[EXTRACTED ENTRIES]

◆ ◆ ◆ ◆ ◆

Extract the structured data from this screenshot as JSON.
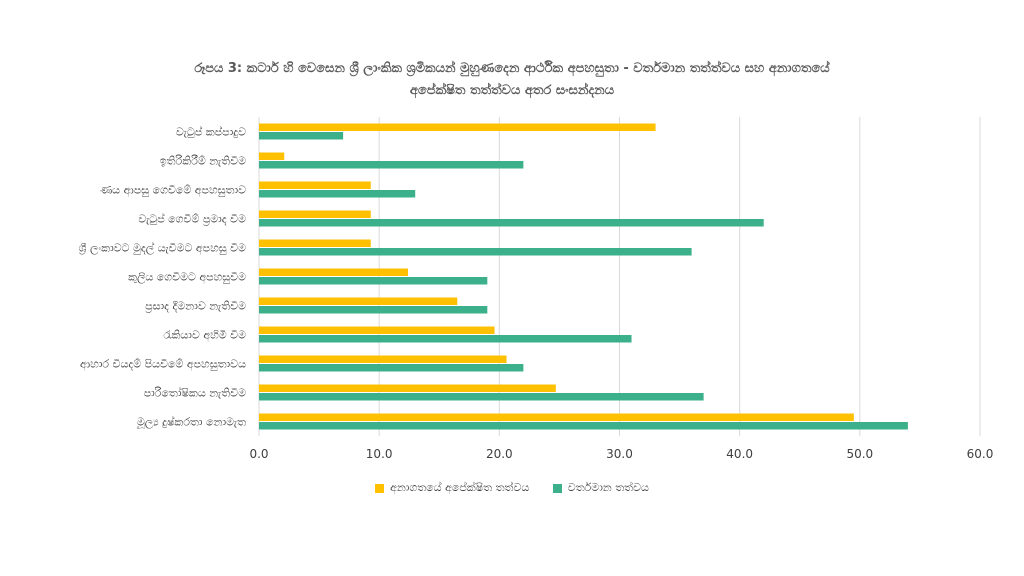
{
  "chart_data": {
    "type": "bar",
    "orientation": "horizontal",
    "title": "රූපය 3: කටාර් හි වෙසෙන ශ්‍රී ලාංකික ශ්‍රමිකයන් මුහුණදෙන ආර්ථික අපහසුතා - වර්තමාන තත්ත්වය සහ අනාගතයේ අපේක්ෂිත තත්ත්වය අතර සංසන්දනය",
    "title_lines": [
      "රූපය 3: කටාර් හි වෙසෙන ශ්‍රී ලාංකික ශ්‍රමිකයන් මුහුණදෙන ආර්ථික අපහසුතා - වර්තමාන තත්ත්වය සහ අනාගතයේ",
      "අපේක්ෂිත තත්ත්වය අතර සංසන්දනය"
    ],
    "categories": [
      "වැටුප් කප්පාදුව",
      "ඉතිරිකිරීම් නැතිවීම",
      "ණය ආපසු ගෙවීමේ අපහසුතාව",
      "වැටුප් ගෙවීම් ප්‍රමාද වීම",
      "ශ්‍රී ලංකාවට මුදල් යැවීමට අපහසු වීම",
      "කුලිය ගෙවීමට අපහසුවීම",
      "ප්‍රසාද දීමනාව නැතිවීම",
      "රැකියාව අහිමි වීම",
      "ආහාර වියදම් පියවීමේ අපහසුතාවය",
      "පාරිතෝෂිකය නැතිවීම",
      "මූල්‍ය දුෂ්කරතා නොමැත"
    ],
    "series": [
      {
        "name": "අනාගතයේ අපේක්ෂිත තත්වය",
        "color": "#FFC000",
        "values": [
          33.0,
          2.1,
          9.3,
          9.3,
          9.3,
          12.4,
          16.5,
          19.6,
          20.6,
          24.7,
          49.5
        ]
      },
      {
        "name": "වර්තමාන තත්වය",
        "color": "#3BB08A",
        "values": [
          7.0,
          22.0,
          13.0,
          42.0,
          36.0,
          19.0,
          19.0,
          31.0,
          22.0,
          37.0,
          54.0
        ]
      }
    ],
    "xlim": [
      0,
      60
    ],
    "xticks": [
      "0.0",
      "10.0",
      "20.0",
      "30.0",
      "40.0",
      "50.0",
      "60.0"
    ],
    "grid": true,
    "legend_position": "bottom"
  }
}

◆ ◆ ◆ ◆ ◆

[STATED EXERCISE] From the data, pick out every line that includes "name".

[PROBLEM SOLUTION]
        "name": "අනාගතයේ අපේක්ෂිත තත්වය",
        "name": "වර්තමාන තත්වය",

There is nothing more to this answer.